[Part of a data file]
%%
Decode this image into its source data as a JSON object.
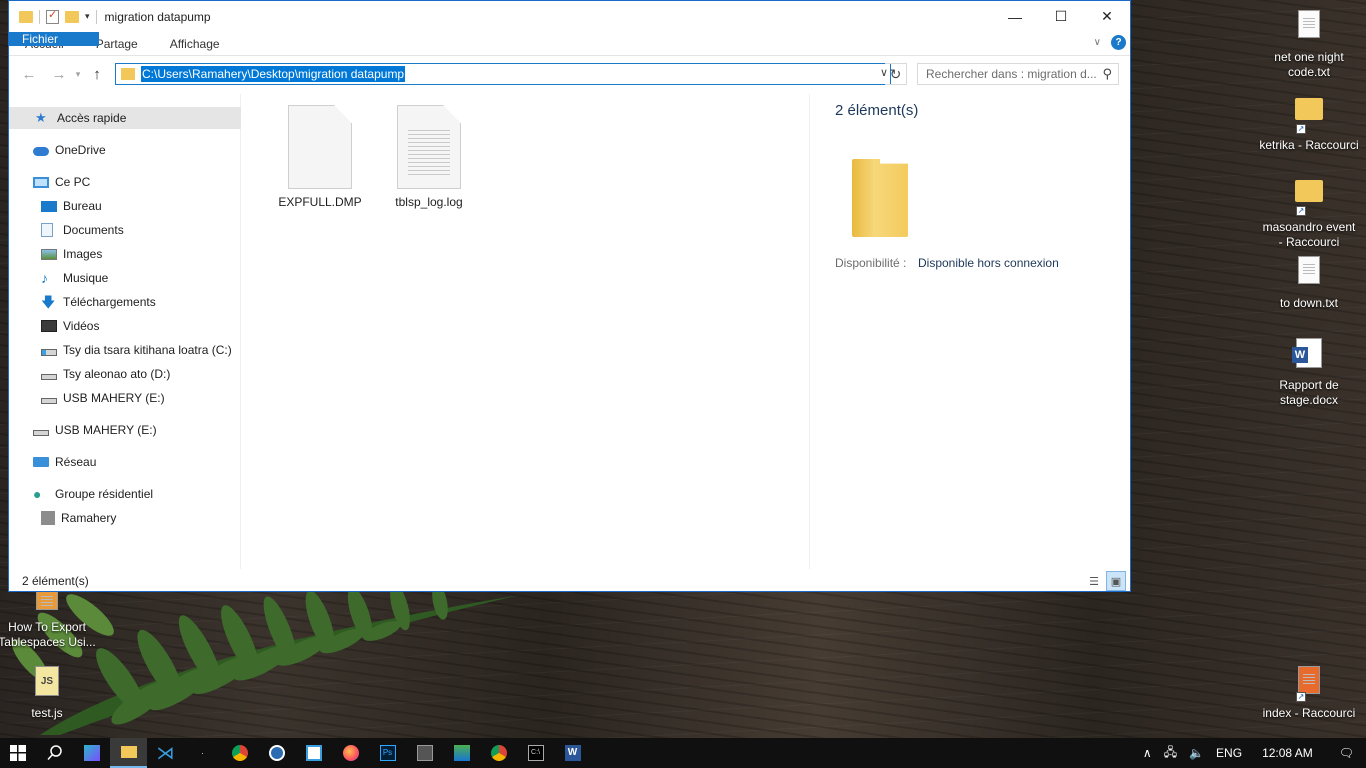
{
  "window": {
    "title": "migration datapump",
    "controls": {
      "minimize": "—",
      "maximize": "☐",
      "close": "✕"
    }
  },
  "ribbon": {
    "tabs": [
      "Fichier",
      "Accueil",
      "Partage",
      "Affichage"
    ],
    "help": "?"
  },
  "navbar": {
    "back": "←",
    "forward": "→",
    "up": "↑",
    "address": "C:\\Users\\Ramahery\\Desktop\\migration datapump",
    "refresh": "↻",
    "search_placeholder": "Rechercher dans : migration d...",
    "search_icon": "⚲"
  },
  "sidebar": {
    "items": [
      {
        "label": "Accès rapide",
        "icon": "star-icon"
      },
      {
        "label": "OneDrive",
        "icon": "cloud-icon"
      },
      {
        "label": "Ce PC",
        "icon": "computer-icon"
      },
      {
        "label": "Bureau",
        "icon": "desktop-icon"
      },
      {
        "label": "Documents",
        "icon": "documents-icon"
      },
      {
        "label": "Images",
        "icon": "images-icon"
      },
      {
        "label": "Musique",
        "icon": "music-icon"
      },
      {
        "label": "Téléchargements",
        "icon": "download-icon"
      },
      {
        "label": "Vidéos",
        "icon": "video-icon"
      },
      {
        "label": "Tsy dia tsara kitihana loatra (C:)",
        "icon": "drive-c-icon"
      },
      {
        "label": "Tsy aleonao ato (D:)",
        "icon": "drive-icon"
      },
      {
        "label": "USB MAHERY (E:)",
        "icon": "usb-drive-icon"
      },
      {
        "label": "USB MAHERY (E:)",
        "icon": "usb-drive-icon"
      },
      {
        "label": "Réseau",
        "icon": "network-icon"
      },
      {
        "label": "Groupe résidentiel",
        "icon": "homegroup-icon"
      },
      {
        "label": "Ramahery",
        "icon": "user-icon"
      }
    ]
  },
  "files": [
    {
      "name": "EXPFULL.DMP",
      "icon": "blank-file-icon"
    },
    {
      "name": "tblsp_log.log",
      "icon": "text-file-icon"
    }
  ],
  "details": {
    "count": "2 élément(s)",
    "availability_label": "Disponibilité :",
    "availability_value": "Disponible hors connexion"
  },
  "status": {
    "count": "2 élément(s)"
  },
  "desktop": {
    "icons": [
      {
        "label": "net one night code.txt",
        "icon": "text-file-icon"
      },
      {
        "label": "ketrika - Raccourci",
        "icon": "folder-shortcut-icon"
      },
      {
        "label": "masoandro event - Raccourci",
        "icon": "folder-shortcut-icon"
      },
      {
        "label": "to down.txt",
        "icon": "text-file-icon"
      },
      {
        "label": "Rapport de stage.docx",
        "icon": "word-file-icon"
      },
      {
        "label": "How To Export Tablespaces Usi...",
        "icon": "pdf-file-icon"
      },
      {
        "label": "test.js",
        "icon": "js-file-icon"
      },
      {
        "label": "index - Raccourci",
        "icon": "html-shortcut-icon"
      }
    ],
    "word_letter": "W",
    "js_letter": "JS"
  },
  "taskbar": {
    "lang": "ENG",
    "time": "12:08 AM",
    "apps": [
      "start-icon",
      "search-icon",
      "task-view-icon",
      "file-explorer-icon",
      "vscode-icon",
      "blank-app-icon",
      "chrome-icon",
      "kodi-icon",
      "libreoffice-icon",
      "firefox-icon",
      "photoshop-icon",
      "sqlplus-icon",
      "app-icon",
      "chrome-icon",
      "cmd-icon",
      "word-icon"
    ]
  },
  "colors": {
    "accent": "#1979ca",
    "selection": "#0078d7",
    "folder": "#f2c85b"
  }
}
%%
- **OBJECTIVE**
Where a line holds the string "datapump", copy that line.

- **FINAL RESULT**
    "title": "migration datapump",
    "address": "C:\\Users\\Ramahery\\Desktop\\migration datapump",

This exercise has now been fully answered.